Aim
Please count the lines below that contain the string "index" with the same capitalization, and reply with the number alone.

[Start Data shown]

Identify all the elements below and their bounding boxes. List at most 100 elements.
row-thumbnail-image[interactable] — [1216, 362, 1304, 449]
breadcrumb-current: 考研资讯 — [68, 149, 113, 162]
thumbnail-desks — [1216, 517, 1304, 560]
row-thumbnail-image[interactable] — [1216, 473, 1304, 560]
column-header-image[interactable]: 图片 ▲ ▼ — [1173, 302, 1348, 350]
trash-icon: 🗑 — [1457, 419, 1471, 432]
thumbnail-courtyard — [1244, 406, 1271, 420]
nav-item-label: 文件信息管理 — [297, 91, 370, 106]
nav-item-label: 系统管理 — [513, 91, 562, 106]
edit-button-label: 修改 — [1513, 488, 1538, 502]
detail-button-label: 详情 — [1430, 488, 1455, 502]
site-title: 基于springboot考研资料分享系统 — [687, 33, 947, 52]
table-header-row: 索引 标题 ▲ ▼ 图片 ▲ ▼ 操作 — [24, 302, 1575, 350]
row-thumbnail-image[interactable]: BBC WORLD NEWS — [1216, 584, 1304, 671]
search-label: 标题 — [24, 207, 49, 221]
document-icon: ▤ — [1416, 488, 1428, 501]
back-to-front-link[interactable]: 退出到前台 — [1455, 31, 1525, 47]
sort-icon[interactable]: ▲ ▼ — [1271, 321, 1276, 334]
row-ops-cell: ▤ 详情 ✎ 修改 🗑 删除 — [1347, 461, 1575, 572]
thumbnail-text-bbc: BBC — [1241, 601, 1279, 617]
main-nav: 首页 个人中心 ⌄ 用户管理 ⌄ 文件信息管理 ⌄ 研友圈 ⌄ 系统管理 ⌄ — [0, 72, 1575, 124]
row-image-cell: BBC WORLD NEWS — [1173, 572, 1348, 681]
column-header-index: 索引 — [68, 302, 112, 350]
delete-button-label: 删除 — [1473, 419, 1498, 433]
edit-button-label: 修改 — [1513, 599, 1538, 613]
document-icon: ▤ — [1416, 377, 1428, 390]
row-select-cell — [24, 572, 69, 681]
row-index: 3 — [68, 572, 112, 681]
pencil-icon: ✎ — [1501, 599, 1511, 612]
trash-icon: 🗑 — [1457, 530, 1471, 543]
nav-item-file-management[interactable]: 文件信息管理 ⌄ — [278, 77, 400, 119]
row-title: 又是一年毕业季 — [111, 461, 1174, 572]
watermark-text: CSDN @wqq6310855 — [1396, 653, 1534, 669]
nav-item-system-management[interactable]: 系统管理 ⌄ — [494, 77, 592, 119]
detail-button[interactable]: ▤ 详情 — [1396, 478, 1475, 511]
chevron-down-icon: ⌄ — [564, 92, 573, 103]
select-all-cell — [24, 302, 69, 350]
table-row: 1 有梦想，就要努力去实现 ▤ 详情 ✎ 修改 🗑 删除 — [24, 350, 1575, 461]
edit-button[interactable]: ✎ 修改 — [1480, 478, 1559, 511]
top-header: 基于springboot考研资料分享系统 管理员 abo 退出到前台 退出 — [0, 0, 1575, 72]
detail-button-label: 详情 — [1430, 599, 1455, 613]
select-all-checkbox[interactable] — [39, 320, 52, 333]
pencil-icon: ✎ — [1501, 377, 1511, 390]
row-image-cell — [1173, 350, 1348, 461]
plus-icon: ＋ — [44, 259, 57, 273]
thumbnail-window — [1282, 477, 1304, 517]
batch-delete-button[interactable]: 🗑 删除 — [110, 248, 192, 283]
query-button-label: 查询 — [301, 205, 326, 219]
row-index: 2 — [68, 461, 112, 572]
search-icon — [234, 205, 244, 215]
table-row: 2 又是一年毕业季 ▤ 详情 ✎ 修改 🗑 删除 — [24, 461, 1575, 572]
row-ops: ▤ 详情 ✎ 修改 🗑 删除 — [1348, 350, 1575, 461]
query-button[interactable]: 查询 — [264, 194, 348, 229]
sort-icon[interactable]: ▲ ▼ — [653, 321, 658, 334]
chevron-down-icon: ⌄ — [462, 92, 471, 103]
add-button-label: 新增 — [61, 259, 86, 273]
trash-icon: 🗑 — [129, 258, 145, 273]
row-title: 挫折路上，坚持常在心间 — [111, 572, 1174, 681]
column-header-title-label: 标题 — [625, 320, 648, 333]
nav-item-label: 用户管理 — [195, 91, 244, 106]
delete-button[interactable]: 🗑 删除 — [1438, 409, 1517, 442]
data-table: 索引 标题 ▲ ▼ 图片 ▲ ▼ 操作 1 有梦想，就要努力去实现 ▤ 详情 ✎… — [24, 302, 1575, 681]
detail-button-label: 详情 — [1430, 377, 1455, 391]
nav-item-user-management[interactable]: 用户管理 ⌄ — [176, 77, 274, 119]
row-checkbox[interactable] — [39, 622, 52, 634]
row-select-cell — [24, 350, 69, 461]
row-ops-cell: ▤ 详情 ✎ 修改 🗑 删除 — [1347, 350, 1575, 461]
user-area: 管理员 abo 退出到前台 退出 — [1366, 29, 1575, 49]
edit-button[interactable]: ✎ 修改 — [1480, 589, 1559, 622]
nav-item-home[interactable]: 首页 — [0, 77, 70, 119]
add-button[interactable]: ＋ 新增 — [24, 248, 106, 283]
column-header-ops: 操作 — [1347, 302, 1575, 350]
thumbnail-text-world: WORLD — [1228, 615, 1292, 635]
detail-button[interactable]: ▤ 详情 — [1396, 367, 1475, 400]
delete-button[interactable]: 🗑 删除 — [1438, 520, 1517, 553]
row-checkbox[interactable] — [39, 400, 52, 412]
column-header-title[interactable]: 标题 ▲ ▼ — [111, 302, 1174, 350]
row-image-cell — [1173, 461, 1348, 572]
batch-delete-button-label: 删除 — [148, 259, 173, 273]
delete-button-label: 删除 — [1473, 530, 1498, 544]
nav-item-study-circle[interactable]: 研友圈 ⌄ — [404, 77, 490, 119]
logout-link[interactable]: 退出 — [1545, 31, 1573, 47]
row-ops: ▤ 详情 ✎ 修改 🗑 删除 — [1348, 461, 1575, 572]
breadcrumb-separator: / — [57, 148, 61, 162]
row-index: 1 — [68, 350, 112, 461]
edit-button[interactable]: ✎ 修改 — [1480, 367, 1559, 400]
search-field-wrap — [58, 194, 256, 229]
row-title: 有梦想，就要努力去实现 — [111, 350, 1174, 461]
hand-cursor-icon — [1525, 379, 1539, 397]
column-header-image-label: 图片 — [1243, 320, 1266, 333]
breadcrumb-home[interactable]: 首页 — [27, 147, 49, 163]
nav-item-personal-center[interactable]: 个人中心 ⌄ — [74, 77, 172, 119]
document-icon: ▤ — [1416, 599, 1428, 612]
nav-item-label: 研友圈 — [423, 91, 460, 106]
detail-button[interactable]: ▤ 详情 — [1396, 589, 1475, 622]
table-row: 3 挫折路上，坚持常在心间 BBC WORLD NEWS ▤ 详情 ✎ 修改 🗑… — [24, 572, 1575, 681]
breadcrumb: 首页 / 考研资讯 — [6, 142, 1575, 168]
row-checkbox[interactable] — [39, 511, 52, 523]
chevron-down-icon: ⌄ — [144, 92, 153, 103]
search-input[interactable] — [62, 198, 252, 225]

[End Data shown]

Full answer
4